-- Material provided --
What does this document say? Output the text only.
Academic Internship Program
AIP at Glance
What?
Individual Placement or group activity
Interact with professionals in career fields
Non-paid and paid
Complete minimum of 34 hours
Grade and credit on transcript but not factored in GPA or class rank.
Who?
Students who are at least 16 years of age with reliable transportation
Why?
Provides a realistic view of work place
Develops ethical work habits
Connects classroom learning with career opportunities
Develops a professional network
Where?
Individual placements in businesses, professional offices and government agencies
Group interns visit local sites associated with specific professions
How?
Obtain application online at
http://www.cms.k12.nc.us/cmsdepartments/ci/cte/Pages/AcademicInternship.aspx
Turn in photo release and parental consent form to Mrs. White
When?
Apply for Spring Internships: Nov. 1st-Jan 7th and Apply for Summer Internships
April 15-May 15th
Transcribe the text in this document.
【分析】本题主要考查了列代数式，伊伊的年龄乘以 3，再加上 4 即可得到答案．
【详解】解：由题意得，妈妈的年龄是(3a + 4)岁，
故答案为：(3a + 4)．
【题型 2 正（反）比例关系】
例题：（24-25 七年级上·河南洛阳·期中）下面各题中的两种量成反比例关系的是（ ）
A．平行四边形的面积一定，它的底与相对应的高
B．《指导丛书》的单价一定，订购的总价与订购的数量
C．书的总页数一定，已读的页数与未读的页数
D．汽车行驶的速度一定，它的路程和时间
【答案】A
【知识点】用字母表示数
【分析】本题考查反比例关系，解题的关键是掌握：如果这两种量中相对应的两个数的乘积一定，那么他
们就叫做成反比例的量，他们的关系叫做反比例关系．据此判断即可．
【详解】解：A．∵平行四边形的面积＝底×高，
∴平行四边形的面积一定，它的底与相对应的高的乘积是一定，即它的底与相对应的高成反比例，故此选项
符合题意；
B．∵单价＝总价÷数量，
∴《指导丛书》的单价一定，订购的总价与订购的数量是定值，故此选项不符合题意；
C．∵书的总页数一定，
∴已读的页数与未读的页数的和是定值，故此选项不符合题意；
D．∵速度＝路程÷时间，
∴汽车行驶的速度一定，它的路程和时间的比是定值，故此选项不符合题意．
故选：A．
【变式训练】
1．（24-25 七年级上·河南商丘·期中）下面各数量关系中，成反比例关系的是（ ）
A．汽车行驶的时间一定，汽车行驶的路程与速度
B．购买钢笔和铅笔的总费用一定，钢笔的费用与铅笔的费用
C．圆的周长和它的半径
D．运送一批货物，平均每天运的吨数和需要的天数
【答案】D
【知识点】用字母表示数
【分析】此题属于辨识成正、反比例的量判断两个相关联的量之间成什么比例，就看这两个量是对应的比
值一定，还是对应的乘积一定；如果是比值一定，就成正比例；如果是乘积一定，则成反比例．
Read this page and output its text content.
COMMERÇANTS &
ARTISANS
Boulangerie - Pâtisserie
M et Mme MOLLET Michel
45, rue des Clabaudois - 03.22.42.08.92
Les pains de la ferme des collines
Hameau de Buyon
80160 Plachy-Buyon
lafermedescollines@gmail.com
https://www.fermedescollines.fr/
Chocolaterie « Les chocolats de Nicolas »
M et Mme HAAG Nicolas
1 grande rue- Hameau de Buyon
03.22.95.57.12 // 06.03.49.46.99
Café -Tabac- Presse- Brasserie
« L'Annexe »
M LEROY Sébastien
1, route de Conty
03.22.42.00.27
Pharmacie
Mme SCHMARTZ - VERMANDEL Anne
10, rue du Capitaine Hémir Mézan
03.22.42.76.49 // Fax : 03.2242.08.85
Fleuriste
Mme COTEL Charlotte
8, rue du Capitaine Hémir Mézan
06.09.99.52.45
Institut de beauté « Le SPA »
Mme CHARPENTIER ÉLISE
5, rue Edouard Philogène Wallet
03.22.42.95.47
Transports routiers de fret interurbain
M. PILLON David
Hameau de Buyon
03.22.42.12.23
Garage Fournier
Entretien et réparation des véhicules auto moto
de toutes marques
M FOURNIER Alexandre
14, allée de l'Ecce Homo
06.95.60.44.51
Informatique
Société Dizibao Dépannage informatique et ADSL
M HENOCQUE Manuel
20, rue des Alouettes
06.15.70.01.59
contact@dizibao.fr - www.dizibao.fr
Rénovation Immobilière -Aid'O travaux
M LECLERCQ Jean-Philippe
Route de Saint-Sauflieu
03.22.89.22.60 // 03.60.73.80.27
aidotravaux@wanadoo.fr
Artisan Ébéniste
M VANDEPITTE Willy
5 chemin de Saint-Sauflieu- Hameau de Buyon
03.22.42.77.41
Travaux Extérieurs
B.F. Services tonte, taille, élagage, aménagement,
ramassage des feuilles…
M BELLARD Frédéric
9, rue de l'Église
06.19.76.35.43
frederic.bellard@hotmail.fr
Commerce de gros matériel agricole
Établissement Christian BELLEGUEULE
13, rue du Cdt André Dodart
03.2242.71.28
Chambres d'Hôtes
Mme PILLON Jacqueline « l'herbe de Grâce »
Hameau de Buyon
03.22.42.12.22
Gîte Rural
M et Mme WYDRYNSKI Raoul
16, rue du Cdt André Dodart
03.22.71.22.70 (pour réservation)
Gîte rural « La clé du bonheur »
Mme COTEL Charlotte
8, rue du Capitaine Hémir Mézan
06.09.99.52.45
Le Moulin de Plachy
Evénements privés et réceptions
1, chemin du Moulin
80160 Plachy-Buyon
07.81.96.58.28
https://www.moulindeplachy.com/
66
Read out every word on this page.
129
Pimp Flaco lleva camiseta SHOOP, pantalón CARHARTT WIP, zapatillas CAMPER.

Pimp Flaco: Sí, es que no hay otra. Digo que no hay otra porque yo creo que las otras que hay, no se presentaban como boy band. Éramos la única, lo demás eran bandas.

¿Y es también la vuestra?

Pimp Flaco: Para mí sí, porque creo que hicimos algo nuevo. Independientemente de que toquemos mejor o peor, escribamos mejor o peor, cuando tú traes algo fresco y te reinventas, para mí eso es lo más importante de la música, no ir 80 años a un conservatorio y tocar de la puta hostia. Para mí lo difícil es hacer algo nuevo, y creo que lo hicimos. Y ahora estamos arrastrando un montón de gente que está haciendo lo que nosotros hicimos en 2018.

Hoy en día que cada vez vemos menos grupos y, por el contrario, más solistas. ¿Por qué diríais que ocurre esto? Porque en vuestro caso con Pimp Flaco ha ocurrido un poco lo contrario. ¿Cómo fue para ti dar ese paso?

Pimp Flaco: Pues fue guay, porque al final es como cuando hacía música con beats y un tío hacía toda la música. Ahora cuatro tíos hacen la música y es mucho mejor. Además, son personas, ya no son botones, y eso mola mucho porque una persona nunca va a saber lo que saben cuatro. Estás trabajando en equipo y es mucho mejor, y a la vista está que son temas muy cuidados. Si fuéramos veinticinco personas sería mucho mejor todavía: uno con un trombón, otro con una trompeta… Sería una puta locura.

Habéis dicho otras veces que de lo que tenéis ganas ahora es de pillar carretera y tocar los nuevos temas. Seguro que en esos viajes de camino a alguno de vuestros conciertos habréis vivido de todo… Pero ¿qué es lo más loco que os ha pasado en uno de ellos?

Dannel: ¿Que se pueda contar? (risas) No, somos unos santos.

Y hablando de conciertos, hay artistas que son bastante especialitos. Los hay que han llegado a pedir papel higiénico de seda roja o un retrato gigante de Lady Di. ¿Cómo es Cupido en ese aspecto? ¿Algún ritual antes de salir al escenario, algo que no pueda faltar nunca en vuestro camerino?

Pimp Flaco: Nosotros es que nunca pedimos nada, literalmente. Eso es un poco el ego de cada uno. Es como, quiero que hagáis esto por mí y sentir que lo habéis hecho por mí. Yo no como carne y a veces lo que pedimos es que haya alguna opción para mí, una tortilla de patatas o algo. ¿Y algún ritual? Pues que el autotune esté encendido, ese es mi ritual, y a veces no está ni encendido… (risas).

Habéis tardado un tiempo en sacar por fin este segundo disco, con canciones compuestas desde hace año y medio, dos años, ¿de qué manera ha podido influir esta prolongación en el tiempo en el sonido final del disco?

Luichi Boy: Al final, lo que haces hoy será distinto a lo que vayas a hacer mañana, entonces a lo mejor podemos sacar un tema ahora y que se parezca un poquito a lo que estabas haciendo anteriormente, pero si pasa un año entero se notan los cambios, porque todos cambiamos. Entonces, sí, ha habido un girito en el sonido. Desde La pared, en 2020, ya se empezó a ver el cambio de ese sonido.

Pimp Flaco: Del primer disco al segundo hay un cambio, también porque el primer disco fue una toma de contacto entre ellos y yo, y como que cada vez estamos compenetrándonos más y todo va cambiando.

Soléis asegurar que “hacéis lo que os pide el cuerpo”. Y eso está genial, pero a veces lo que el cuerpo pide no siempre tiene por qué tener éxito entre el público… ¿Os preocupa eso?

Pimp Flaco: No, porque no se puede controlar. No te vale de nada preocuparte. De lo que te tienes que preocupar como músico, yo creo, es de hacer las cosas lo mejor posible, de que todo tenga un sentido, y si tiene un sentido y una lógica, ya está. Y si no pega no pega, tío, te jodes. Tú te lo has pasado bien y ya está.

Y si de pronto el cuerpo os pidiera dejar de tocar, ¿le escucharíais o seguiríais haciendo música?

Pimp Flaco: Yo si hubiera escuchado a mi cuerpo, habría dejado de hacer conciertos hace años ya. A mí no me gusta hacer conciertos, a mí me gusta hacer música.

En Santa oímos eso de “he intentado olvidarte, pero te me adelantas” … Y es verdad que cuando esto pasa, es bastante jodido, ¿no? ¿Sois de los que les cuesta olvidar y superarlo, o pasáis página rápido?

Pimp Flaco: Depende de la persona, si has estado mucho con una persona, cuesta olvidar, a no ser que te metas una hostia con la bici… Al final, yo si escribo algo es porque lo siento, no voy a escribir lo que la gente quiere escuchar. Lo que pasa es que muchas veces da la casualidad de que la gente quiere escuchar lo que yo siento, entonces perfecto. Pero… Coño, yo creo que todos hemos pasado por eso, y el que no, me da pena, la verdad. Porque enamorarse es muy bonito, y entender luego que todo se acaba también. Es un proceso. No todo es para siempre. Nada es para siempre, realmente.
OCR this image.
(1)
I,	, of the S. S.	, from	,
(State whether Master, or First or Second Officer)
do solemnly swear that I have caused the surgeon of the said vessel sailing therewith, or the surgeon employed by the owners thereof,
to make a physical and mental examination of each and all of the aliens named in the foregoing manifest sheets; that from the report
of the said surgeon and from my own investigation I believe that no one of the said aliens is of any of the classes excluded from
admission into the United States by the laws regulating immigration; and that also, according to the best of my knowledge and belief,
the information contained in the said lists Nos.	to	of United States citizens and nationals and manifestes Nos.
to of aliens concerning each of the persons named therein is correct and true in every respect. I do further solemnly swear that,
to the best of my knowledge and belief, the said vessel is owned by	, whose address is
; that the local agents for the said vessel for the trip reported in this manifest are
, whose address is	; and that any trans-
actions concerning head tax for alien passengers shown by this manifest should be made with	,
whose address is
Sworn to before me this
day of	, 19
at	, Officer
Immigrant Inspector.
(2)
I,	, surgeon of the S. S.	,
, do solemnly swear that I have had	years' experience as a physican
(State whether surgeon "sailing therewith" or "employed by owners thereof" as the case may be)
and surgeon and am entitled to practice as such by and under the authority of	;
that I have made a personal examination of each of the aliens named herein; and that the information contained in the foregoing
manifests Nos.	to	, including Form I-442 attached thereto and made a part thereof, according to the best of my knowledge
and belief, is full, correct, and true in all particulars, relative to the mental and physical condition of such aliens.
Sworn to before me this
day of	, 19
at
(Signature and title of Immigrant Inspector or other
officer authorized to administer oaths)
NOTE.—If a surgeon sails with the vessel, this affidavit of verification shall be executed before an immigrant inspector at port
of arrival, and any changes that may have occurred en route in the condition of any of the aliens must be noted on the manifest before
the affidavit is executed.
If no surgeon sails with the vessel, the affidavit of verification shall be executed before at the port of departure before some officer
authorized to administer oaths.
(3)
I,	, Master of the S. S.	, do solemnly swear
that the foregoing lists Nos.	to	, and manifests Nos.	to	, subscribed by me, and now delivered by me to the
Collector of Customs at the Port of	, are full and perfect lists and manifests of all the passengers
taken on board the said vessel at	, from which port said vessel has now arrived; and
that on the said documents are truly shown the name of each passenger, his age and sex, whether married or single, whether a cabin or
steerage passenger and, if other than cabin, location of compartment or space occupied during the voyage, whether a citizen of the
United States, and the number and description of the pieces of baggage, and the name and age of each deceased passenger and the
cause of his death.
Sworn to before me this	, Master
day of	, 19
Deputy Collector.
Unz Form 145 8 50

-- Task objective --
Locate all lines in the listing above with the word "address". Copy them.

-- Answer to the task --
to the best of my knowledge and belief, the said vessel is owned by	, whose address is
, whose address is	; and that any trans-
whose address is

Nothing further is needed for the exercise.